(DATA):
■ ■ ■ ■ ■ ■ ■

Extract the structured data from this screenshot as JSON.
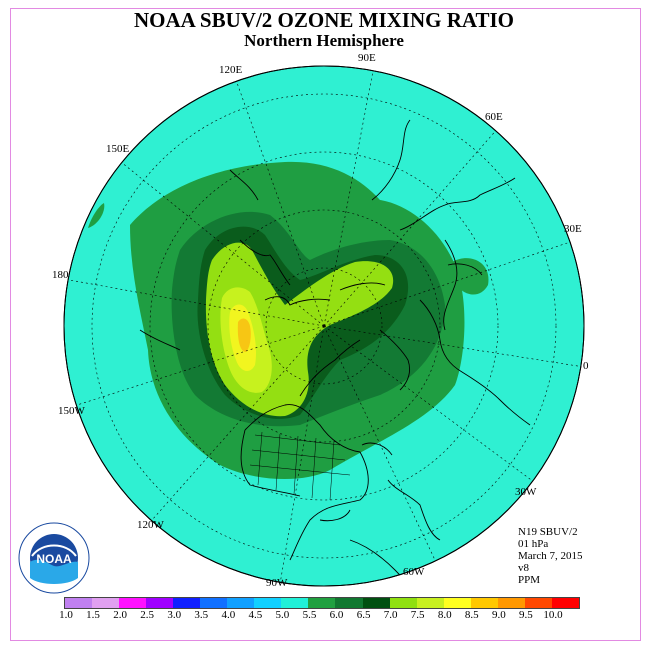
{
  "title": "NOAA SBUV/2 OZONE MIXING RATIO",
  "subtitle": "Northern Hemisphere",
  "longitude_labels": {
    "e120": "120E",
    "e90": "90E",
    "e60": "60E",
    "e30": "30E",
    "e150": "150E",
    "lon180": "180",
    "lon0": "0",
    "w150": "150W",
    "w120": "120W",
    "w90": "90W",
    "w60": "60W",
    "w30": "30W"
  },
  "info": {
    "instrument": "N19 SBUV/2",
    "level": "01 hPa",
    "date": "March 7, 2015",
    "version": "v8",
    "units": "PPM"
  },
  "logo": {
    "text": "NOAA",
    "ring_text": "NATIONAL OCEANIC AND ATMOSPHERIC ADMINISTRATION · U.S. DEPARTMENT OF COMMERCE"
  },
  "colorbar": {
    "ticks": [
      "1.0",
      "1.5",
      "2.0",
      "2.5",
      "3.0",
      "3.5",
      "4.0",
      "4.5",
      "5.0",
      "5.5",
      "6.0",
      "6.5",
      "7.0",
      "7.5",
      "8.0",
      "8.5",
      "9.0",
      "9.5",
      "10.0"
    ],
    "colors": [
      "#c080f0",
      "#e0a0f0",
      "#ff10ff",
      "#a000ff",
      "#1020ff",
      "#1070ff",
      "#10a0ff",
      "#10d0ff",
      "#20f0d8",
      "#20a040",
      "#107830",
      "#005010",
      "#90e010",
      "#c8f020",
      "#ffff20",
      "#ffc800",
      "#ff9800",
      "#ff4800",
      "#ff0000",
      "#a06040"
    ]
  },
  "colors": {
    "background_ppm_4_5_to_5": "#2ff0d2",
    "ppm_5_to_5_5": "#1f9e42",
    "ppm_5_5_to_6": "#137a34",
    "ppm_6_to_6_5": "#0a5c1c",
    "ppm_6_5_to_7": "#94df12",
    "ppm_7_to_7_5": "#c7f21e",
    "ppm_7_5_to_8": "#f2f51f",
    "ppm_8_to_8_5": "#f7c614"
  }
}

■ ■ ■ ■ ■ ■ ■

(YOUR INSTRUCTIONS):
Select all lines in the listing above where the word "SBUV" appears, and show them.

(CORRECT ANSWER):
  "title": "NOAA SBUV/2 OZONE MIXING RATIO",
    "instrument": "N19 SBUV/2",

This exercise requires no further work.